- **Extracted material**:
▶

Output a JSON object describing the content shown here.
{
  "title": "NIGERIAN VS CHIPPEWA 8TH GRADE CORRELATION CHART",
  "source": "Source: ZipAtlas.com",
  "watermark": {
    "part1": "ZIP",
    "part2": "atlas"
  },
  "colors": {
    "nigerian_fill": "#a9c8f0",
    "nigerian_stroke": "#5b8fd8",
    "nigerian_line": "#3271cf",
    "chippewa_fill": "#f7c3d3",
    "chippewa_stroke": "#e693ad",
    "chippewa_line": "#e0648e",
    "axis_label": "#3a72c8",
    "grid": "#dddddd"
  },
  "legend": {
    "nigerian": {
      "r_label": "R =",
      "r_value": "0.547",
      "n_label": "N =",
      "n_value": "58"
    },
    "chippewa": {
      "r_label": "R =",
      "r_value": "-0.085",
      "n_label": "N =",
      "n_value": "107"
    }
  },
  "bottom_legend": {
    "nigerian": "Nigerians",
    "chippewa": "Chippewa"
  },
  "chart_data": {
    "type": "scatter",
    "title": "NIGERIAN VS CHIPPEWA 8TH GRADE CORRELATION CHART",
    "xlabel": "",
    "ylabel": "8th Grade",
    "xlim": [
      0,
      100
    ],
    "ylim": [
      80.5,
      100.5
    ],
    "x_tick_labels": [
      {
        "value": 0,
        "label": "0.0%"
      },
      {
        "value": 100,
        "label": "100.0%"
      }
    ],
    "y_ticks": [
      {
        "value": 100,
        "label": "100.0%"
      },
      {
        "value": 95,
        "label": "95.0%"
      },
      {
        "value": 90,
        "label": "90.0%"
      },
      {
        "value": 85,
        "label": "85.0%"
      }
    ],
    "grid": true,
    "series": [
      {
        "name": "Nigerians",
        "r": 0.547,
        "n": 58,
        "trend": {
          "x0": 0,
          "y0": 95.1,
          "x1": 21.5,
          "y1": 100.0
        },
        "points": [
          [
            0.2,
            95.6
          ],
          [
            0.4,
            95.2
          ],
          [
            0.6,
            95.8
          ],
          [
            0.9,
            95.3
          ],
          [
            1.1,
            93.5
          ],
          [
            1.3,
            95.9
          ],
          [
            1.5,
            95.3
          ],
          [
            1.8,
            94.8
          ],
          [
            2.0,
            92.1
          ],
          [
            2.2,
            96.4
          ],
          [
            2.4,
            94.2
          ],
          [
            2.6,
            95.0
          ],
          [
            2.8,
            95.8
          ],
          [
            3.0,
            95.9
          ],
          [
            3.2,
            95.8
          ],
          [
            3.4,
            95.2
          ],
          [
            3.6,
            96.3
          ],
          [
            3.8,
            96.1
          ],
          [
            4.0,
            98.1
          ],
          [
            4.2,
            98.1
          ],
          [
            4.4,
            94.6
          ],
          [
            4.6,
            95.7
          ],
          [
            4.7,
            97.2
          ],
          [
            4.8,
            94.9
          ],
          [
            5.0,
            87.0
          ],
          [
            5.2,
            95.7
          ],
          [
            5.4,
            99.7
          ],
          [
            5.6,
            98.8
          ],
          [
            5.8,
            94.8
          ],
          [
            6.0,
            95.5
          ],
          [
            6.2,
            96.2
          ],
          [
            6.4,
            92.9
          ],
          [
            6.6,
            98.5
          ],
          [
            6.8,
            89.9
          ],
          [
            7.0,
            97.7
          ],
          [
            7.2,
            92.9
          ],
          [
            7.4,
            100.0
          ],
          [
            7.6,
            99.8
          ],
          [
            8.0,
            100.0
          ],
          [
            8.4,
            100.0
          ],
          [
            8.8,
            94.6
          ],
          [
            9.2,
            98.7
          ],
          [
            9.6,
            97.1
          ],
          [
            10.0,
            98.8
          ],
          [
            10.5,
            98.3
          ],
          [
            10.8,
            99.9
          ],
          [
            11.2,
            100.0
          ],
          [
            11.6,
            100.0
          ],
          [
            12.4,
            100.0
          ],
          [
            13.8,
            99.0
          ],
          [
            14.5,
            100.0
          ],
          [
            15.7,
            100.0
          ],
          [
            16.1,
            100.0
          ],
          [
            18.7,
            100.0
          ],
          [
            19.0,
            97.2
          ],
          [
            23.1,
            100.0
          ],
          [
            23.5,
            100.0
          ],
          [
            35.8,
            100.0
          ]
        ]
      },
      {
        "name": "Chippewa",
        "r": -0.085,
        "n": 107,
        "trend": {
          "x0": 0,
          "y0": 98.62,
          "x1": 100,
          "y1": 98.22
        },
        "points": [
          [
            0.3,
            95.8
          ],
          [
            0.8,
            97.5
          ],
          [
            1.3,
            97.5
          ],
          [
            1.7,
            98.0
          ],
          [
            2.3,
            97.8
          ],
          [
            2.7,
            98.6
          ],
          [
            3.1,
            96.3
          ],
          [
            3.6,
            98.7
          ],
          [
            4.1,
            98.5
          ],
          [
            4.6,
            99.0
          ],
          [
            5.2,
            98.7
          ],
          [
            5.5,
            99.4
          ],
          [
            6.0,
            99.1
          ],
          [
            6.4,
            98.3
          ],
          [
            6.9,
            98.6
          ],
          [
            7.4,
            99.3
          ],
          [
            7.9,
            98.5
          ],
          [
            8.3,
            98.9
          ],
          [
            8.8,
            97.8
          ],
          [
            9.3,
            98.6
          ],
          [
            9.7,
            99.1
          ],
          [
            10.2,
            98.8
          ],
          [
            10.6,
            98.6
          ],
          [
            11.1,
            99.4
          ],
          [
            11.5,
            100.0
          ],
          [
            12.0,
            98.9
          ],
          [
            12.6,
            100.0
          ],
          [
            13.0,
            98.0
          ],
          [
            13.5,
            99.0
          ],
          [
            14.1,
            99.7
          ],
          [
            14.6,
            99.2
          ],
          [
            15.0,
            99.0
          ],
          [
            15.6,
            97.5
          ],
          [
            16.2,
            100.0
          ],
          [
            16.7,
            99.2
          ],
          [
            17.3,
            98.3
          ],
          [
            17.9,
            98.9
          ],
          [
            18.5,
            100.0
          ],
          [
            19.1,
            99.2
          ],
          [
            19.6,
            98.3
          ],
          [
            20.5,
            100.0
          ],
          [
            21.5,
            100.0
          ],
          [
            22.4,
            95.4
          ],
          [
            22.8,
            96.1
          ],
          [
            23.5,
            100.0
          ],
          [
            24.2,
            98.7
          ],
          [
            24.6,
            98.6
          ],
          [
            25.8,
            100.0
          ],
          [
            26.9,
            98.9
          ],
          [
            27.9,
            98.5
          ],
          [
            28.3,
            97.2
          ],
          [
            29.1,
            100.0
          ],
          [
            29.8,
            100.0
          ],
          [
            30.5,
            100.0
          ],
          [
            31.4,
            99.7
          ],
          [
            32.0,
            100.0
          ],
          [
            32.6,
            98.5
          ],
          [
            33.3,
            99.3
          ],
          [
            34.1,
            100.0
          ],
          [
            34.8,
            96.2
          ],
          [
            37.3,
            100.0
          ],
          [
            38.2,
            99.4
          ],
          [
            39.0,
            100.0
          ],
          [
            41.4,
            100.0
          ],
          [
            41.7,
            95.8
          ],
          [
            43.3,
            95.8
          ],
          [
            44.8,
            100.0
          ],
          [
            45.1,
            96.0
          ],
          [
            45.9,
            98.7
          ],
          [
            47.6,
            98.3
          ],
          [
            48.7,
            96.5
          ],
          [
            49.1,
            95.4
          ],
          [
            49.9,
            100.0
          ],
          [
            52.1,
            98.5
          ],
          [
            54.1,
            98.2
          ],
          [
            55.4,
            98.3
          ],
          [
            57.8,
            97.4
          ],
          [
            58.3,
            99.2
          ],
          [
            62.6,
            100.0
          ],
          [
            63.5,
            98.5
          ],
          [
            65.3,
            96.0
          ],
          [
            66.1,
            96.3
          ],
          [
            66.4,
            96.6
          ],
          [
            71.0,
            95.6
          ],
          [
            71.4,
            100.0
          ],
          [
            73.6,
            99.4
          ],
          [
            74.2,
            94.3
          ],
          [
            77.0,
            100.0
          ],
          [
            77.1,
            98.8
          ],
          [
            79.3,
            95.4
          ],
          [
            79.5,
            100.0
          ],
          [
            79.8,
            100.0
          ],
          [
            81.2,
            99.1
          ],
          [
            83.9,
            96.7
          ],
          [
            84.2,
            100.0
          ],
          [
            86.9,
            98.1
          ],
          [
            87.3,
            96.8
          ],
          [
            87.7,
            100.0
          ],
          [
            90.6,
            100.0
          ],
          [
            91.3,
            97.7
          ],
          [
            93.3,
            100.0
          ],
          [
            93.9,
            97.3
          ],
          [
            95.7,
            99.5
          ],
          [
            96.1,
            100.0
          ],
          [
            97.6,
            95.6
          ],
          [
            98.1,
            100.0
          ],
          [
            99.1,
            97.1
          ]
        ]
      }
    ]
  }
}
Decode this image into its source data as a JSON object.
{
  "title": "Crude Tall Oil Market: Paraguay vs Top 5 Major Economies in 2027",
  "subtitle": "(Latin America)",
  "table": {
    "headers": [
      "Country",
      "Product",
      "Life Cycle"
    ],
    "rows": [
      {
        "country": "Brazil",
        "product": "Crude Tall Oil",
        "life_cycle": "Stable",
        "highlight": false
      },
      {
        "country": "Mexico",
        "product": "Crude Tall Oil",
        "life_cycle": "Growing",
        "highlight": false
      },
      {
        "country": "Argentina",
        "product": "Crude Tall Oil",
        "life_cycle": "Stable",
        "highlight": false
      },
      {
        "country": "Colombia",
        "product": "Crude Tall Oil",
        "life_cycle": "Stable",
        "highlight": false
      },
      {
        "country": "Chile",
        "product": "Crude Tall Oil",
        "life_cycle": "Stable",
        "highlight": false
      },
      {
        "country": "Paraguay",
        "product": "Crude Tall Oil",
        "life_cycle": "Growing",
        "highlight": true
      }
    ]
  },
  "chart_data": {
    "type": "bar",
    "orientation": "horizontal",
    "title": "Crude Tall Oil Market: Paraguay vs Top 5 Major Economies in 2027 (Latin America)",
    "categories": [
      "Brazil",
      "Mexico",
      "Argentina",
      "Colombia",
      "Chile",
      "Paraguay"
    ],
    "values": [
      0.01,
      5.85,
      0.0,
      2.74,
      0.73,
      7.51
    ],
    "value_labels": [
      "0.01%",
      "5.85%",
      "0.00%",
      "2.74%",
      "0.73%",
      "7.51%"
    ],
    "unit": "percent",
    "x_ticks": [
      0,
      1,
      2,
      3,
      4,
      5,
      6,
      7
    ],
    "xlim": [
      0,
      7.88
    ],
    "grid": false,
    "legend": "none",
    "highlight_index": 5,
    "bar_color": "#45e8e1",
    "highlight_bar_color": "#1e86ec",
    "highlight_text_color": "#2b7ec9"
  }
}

◀

- **Your task**: Check every line of the data, and copy the ones that contain "source".

- **Output**:
  "source": "Source: ZipAtlas.com",
Decode this image into its source data as a JSON object.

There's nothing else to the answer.